> [Set problem] Repeat the material below exactly, with no pictures.

> [Entries shown]
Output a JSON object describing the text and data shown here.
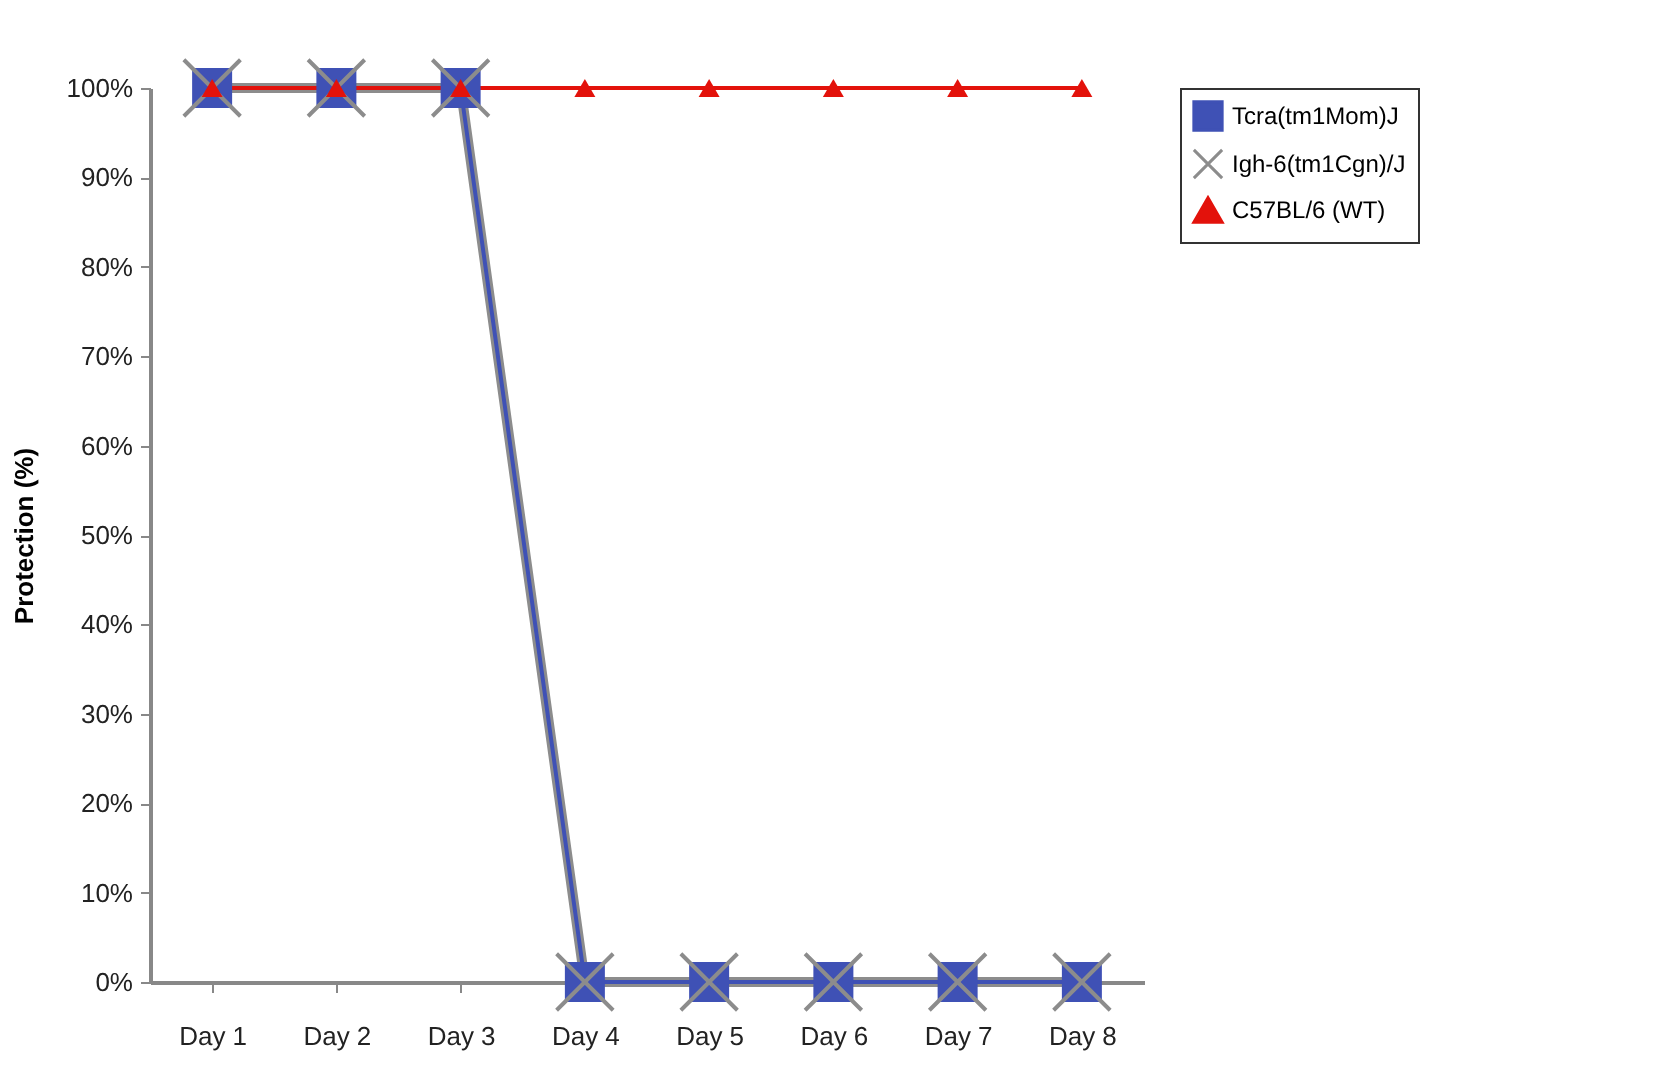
{
  "chart_data": {
    "type": "line",
    "ylabel": "Protection (%)",
    "categories": [
      "Day 1",
      "Day 2",
      "Day 3",
      "Day 4",
      "Day 5",
      "Day 6",
      "Day 7",
      "Day 8"
    ],
    "ylim": [
      0,
      100
    ],
    "yticks": [
      {
        "value": 0,
        "label": "0%"
      },
      {
        "value": 10,
        "label": "10%"
      },
      {
        "value": 20,
        "label": "20%"
      },
      {
        "value": 30,
        "label": "30%"
      },
      {
        "value": 40,
        "label": "40%"
      },
      {
        "value": 50,
        "label": "50%"
      },
      {
        "value": 60,
        "label": "60%"
      },
      {
        "value": 70,
        "label": "70%"
      },
      {
        "value": 80,
        "label": "80%"
      },
      {
        "value": 90,
        "label": "90%"
      },
      {
        "value": 100,
        "label": "100%"
      }
    ],
    "grid": false,
    "legend": "right",
    "line_style": "solid",
    "series": [
      {
        "name": "Tcra(tm1Mom)J",
        "color": "#3f51b5",
        "marker": "square",
        "values": [
          100,
          100,
          100,
          0,
          0,
          0,
          0,
          0
        ]
      },
      {
        "name": "Igh-6(tm1Cgn)/J",
        "color": "#8c8c8c",
        "marker": "cross",
        "values": [
          100,
          100,
          100,
          0,
          0,
          0,
          0,
          0
        ]
      },
      {
        "name": "C57BL/6 (WT)",
        "color": "#e3120b",
        "marker": "triangle",
        "values": [
          100,
          100,
          100,
          100,
          100,
          100,
          100,
          100
        ]
      }
    ]
  }
}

> [Exercise output]
Output a JSON object describing the text and data shown here.
{
  "chart_data": {
    "type": "line",
    "ylabel": "Protection (%)",
    "categories": [
      "Day 1",
      "Day 2",
      "Day 3",
      "Day 4",
      "Day 5",
      "Day 6",
      "Day 7",
      "Day 8"
    ],
    "ylim": [
      0,
      100
    ],
    "yticks": [
      {
        "value": 0,
        "label": "0%"
      },
      {
        "value": 10,
        "label": "10%"
      },
      {
        "value": 20,
        "label": "20%"
      },
      {
        "value": 30,
        "label": "30%"
      },
      {
        "value": 40,
        "label": "40%"
      },
      {
        "value": 50,
        "label": "50%"
      },
      {
        "value": 60,
        "label": "60%"
      },
      {
        "value": 70,
        "label": "70%"
      },
      {
        "value": 80,
        "label": "80%"
      },
      {
        "value": 90,
        "label": "90%"
      },
      {
        "value": 100,
        "label": "100%"
      }
    ],
    "grid": false,
    "legend": "right",
    "line_style": "solid",
    "series": [
      {
        "name": "Tcra(tm1Mom)J",
        "color": "#3f51b5",
        "marker": "square",
        "values": [
          100,
          100,
          100,
          0,
          0,
          0,
          0,
          0
        ]
      },
      {
        "name": "Igh-6(tm1Cgn)/J",
        "color": "#8c8c8c",
        "marker": "cross",
        "values": [
          100,
          100,
          100,
          0,
          0,
          0,
          0,
          0
        ]
      },
      {
        "name": "C57BL/6 (WT)",
        "color": "#e3120b",
        "marker": "triangle",
        "values": [
          100,
          100,
          100,
          100,
          100,
          100,
          100,
          100
        ]
      }
    ]
  }
}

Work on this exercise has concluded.